§ **SHORT TASK**: Search the listing below for "icon". Copy each matching line.

§ **DATA**:
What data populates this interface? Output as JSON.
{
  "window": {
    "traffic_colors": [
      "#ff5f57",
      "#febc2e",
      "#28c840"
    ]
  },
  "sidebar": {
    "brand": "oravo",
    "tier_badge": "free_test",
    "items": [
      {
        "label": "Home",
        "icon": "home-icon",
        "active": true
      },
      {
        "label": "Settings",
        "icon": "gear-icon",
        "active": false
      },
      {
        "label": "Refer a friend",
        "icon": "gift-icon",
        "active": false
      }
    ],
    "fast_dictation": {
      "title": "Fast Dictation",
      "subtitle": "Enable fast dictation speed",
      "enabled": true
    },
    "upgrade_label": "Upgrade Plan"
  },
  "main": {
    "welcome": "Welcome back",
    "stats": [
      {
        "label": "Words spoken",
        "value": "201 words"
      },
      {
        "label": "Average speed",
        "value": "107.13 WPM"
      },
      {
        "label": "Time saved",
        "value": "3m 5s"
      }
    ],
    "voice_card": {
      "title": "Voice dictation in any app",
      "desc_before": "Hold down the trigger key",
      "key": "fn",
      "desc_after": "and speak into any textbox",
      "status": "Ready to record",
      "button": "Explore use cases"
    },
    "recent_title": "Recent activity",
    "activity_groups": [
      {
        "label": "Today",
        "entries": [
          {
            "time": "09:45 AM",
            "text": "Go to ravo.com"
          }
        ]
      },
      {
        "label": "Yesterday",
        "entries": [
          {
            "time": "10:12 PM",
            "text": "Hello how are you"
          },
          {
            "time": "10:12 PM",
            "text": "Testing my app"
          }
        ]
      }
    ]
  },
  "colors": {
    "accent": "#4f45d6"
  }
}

§ **TASK RESPONSE**:
        "icon": "home-icon",
        "icon": "gear-icon",
        "icon": "gift-icon",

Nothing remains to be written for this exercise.